Locate each line containing the string "text" and copy it out.
——
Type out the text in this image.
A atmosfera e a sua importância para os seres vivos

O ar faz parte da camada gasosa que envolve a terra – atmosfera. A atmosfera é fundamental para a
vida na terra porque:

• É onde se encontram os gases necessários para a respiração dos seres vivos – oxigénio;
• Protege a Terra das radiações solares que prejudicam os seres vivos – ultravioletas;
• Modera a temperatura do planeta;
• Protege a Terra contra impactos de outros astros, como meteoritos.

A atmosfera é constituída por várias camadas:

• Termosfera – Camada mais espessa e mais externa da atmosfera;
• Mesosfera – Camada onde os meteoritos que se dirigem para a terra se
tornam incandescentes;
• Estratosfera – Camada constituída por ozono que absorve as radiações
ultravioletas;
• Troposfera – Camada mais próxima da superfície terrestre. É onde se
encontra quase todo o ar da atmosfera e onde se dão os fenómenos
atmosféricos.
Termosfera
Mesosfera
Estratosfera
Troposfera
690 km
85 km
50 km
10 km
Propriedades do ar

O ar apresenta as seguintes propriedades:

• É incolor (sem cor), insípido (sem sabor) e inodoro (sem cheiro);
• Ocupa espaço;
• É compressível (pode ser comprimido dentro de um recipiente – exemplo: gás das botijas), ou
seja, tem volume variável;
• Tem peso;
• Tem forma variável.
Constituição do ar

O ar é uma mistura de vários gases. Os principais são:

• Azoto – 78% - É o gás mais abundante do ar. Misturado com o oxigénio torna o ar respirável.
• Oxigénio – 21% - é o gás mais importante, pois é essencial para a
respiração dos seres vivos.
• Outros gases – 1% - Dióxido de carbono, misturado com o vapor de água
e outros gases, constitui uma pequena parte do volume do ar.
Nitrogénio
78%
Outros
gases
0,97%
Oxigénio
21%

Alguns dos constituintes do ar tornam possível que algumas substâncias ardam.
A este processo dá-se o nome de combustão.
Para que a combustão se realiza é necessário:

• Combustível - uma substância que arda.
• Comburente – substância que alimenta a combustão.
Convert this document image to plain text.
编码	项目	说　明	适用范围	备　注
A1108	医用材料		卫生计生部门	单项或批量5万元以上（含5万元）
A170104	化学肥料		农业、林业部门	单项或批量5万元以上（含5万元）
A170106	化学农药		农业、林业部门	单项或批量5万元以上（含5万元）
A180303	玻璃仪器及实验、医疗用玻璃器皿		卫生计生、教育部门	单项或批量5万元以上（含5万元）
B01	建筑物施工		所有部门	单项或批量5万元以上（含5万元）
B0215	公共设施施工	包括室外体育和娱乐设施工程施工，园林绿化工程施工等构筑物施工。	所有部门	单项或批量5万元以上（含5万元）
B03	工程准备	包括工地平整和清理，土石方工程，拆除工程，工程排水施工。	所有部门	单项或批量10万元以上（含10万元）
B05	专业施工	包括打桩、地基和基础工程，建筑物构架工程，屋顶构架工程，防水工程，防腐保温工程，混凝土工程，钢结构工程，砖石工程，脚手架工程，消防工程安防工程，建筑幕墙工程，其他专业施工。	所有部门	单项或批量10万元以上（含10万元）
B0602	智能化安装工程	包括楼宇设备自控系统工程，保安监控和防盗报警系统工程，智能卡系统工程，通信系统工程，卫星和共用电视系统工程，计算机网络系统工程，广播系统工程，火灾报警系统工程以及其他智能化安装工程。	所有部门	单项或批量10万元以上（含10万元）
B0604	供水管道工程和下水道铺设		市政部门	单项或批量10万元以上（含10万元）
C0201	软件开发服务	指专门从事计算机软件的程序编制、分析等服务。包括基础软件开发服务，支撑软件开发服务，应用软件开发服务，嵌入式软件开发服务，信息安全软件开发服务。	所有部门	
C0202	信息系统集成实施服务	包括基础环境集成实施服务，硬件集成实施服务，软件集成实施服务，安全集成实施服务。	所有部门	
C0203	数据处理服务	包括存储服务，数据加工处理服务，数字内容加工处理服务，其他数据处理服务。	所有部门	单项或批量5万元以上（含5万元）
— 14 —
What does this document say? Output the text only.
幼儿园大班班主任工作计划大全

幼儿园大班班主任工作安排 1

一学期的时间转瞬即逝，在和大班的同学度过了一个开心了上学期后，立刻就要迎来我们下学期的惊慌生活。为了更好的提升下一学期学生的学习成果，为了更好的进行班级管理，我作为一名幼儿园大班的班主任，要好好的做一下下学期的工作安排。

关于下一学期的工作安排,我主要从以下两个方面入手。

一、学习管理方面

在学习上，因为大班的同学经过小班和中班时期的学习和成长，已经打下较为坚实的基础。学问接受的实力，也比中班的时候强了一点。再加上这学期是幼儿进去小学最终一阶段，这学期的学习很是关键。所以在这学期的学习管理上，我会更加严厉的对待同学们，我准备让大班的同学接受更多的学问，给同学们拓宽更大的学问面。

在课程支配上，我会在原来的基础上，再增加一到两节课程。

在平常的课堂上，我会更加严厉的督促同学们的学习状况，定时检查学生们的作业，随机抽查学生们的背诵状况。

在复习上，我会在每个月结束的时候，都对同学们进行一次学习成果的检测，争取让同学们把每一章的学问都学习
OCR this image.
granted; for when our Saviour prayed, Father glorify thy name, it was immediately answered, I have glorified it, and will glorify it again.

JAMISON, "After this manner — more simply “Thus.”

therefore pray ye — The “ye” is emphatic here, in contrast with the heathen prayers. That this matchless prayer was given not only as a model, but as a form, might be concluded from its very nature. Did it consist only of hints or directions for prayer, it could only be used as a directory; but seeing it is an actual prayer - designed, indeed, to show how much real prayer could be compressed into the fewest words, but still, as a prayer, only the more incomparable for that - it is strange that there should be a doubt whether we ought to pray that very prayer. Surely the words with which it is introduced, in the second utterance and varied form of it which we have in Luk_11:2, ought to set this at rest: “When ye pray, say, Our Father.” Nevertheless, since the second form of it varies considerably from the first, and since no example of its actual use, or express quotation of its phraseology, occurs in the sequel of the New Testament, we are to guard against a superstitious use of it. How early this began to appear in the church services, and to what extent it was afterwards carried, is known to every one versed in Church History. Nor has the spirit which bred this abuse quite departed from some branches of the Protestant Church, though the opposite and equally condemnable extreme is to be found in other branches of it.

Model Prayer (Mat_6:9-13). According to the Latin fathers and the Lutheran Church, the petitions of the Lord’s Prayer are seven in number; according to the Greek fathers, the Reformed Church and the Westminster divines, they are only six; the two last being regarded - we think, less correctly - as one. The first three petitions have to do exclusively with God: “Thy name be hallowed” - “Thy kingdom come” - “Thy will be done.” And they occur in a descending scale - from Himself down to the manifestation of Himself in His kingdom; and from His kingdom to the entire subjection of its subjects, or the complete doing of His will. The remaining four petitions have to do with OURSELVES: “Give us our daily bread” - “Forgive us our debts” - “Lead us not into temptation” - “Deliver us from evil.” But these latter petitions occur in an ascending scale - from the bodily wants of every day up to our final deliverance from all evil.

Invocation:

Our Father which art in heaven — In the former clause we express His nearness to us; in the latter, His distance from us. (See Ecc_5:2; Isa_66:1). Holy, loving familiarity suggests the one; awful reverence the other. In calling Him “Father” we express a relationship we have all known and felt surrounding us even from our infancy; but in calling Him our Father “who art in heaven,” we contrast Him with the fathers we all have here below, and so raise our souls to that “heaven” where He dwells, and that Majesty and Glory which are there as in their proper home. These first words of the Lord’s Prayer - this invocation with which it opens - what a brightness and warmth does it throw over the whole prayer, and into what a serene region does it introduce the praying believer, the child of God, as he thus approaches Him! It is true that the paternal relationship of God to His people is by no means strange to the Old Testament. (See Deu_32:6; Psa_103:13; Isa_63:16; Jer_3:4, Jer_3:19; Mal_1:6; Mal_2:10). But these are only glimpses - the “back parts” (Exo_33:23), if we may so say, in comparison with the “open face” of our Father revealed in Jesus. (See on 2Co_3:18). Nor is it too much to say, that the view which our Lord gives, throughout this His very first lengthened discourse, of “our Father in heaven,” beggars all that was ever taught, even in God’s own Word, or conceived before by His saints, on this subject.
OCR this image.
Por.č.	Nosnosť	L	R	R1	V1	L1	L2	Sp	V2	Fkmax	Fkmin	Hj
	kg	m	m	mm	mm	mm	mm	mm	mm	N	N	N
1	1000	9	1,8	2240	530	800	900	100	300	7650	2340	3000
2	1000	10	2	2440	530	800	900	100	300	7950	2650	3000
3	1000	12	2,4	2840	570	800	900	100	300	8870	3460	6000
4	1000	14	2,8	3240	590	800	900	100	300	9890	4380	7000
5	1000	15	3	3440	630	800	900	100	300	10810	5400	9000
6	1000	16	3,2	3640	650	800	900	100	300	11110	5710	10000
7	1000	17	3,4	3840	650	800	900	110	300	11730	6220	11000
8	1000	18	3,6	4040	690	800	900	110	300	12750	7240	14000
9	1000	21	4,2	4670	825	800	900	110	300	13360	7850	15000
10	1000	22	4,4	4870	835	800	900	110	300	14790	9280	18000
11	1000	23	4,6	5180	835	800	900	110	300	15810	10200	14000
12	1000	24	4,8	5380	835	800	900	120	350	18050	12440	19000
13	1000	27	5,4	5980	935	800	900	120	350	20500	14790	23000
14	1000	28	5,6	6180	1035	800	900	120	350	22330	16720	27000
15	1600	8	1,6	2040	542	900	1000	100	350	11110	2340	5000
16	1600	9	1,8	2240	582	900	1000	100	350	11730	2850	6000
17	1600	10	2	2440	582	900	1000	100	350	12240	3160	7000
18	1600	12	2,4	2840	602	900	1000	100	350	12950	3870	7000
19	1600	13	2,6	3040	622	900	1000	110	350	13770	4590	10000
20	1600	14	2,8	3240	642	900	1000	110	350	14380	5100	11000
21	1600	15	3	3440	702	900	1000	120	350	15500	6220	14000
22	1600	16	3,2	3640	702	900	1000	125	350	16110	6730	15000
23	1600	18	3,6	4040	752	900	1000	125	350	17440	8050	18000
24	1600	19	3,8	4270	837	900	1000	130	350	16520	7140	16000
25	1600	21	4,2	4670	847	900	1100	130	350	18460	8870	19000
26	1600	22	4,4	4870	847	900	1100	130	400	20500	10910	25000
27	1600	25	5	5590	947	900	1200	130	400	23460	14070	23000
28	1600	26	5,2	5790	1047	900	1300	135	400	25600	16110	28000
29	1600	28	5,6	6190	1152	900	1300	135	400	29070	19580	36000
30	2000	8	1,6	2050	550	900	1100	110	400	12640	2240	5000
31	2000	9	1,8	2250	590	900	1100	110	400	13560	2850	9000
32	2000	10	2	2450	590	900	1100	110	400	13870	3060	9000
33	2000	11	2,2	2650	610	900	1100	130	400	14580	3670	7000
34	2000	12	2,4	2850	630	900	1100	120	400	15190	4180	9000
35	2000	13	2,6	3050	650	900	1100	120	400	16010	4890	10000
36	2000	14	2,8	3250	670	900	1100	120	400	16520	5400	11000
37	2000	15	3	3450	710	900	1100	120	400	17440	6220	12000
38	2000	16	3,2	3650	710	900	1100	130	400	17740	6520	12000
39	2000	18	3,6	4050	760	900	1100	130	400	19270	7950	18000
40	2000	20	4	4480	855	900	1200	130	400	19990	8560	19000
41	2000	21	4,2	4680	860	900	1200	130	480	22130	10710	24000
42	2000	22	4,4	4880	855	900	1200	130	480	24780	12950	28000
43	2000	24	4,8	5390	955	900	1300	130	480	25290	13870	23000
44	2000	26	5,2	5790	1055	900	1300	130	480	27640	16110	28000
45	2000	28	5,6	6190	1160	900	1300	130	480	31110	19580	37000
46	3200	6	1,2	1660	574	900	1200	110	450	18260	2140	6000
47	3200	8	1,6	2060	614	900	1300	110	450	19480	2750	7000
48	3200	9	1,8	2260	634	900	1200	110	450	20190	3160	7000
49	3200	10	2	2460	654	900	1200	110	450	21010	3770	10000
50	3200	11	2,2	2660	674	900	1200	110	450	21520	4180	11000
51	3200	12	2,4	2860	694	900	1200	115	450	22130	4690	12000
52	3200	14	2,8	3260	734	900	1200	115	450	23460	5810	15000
——
→ **Solution to the problem**:
Type out the text in this image.
Convert this document image to plain text.
What does this document say? Output the text only.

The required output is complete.